> _Problem to work on_
Reproduce all entries verbatim, with nothing added or dropped.

(Records from a collection)
#####

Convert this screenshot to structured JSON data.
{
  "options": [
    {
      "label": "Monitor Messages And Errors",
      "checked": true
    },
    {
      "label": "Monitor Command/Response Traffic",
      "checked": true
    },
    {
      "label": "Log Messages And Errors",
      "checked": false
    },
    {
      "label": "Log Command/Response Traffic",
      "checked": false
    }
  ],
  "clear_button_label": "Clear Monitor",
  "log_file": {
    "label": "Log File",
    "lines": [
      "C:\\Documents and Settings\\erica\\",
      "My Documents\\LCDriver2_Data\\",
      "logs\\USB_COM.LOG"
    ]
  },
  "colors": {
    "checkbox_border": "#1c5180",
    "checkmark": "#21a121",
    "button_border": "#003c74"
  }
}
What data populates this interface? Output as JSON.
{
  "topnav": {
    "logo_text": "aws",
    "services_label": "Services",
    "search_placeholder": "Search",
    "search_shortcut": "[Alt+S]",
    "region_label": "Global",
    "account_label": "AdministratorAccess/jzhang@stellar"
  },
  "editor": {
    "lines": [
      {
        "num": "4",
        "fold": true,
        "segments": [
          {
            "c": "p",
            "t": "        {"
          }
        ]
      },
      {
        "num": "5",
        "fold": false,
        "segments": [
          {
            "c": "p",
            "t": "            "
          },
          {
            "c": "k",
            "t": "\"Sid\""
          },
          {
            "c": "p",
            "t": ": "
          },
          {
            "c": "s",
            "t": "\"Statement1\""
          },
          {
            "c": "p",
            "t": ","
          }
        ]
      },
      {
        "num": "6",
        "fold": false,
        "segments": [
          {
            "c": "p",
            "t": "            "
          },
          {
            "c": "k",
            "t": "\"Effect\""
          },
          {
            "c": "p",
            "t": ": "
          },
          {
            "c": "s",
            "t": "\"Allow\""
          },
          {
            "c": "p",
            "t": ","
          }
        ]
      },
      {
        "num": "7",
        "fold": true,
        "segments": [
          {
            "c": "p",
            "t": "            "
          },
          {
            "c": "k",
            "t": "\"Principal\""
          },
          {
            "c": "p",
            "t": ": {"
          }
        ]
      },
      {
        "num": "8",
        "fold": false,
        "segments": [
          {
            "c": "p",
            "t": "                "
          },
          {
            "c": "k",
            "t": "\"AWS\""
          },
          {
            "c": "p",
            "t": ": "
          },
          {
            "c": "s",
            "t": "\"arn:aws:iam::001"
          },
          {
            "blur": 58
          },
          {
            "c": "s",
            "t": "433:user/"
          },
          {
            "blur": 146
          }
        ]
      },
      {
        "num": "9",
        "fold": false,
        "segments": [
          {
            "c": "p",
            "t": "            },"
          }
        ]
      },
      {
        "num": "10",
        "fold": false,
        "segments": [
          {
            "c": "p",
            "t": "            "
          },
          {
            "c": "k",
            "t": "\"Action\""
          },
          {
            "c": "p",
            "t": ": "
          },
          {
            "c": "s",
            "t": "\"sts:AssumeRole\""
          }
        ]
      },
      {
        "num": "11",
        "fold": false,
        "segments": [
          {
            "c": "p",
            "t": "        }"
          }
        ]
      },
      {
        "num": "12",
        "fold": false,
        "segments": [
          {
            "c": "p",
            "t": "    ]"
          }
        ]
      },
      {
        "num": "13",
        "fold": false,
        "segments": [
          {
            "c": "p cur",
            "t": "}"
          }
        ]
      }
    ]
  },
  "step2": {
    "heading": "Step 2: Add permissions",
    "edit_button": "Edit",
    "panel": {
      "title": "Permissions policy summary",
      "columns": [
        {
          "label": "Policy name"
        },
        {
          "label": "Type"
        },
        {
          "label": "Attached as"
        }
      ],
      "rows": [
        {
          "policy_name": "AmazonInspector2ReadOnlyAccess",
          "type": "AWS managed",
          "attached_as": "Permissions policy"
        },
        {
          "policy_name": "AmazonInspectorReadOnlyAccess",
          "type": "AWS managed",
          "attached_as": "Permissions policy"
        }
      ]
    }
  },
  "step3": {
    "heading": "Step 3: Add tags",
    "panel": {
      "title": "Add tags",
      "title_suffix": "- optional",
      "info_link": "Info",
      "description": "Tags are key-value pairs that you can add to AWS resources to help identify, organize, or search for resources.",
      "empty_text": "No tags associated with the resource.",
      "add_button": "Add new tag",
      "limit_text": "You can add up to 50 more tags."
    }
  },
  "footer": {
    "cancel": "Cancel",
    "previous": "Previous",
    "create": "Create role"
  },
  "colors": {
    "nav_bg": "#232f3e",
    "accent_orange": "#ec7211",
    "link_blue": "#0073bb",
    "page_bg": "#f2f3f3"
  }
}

#####

> _Response_
Convert this screenshot to structured JSON data.
{
  "options": [
    {
      "label": "Monitor Messages And Errors",
      "checked": true
    },
    {
      "label": "Monitor Command/Response Traffic",
      "checked": true
    },
    {
      "label": "Log Messages And Errors",
      "checked": false
    },
    {
      "label": "Log Command/Response Traffic",
      "checked": false
    }
  ],
  "clear_button_label": "Clear Monitor",
  "log_file": {
    "label": "Log File",
    "lines": [
      "C:\\Documents and Settings\\erica\\",
      "My Documents\\LCDriver2_Data\\",
      "logs\\USB_COM.LOG"
    ]
  },
  "colors": {
    "checkbox_border": "#1c5180",
    "checkmark": "#21a121",
    "button_border": "#003c74"
  }
}
What data populates this interface? Output as JSON.
{
  "topnav": {
    "logo_text": "aws",
    "services_label": "Services",
    "search_placeholder": "Search",
    "search_shortcut": "[Alt+S]",
    "region_label": "Global",
    "account_label": "AdministratorAccess/jzhang@stellar"
  },
  "editor": {
    "lines": [
      {
        "num": "4",
        "fold": true,
        "segments": [
          {
            "c": "p",
            "t": "        {"
          }
        ]
      },
      {
        "num": "5",
        "fold": false,
        "segments": [
          {
            "c": "p",
            "t": "            "
          },
          {
            "c": "k",
            "t": "\"Sid\""
          },
          {
            "c": "p",
            "t": ": "
          },
          {
            "c": "s",
            "t": "\"Statement1\""
          },
          {
            "c": "p",
            "t": ","
          }
        ]
      },
      {
        "num": "6",
        "fold": false,
        "segments": [
          {
            "c": "p",
            "t": "            "
          },
          {
            "c": "k",
            "t": "\"Effect\""
          },
          {
            "c": "p",
            "t": ": "
          },
          {
            "c": "s",
            "t": "\"Allow\""
          },
          {
            "c": "p",
            "t": ","
          }
        ]
      },
      {
        "num": "7",
        "fold": true,
        "segments": [
          {
            "c": "p",
            "t": "            "
          },
          {
            "c": "k",
            "t": "\"Principal\""
          },
          {
            "c": "p",
            "t": ": {"
          }
        ]
      },
      {
        "num": "8",
        "fold": false,
        "segments": [
          {
            "c": "p",
            "t": "                "
          },
          {
            "c": "k",
            "t": "\"AWS\""
          },
          {
            "c": "p",
            "t": ": "
          },
          {
            "c": "s",
            "t": "\"arn:aws:iam::001"
          },
          {
            "blur": 58
          },
          {
            "c": "s",
            "t": "433:user/"
          },
          {
            "blur": 146
          }
        ]
      },
      {
        "num": "9",
        "fold": false,
        "segments": [
          {
            "c": "p",
            "t": "            },"
          }
        ]
      },
      {
        "num": "10",
        "fold": false,
        "segments": [
          {
            "c": "p",
            "t": "            "
          },
          {
            "c": "k",
            "t": "\"Action\""
          },
          {
            "c": "p",
            "t": ": "
          },
          {
            "c": "s",
            "t": "\"sts:AssumeRole\""
          }
        ]
      },
      {
        "num": "11",
        "fold": false,
        "segments": [
          {
            "c": "p",
            "t": "        }"
          }
        ]
      },
      {
        "num": "12",
        "fold": false,
        "segments": [
          {
            "c": "p",
            "t": "    ]"
          }
        ]
      },
      {
        "num": "13",
        "fold": false,
        "segments": [
          {
            "c": "p cur",
            "t": "}"
          }
        ]
      }
    ]
  },
  "step2": {
    "heading": "Step 2: Add permissions",
    "edit_button": "Edit",
    "panel": {
      "title": "Permissions policy summary",
      "columns": [
        {
          "label": "Policy name"
        },
        {
          "label": "Type"
        },
        {
          "label": "Attached as"
        }
      ],
      "rows": [
        {
          "policy_name": "AmazonInspector2ReadOnlyAccess",
          "type": "AWS managed",
          "attached_as": "Permissions policy"
        },
        {
          "policy_name": "AmazonInspectorReadOnlyAccess",
          "type": "AWS managed",
          "attached_as": "Permissions policy"
        }
      ]
    }
  },
  "step3": {
    "heading": "Step 3: Add tags",
    "panel": {
      "title": "Add tags",
      "title_suffix": "- optional",
      "info_link": "Info",
      "description": "Tags are key-value pairs that you can add to AWS resources to help identify, organize, or search for resources.",
      "empty_text": "No tags associated with the resource.",
      "add_button": "Add new tag",
      "limit_text": "You can add up to 50 more tags."
    }
  },
  "footer": {
    "cancel": "Cancel",
    "previous": "Previous",
    "create": "Create role"
  },
  "colors": {
    "nav_bg": "#232f3e",
    "accent_orange": "#ec7211",
    "link_blue": "#0073bb",
    "page_bg": "#f2f3f3"
  }
}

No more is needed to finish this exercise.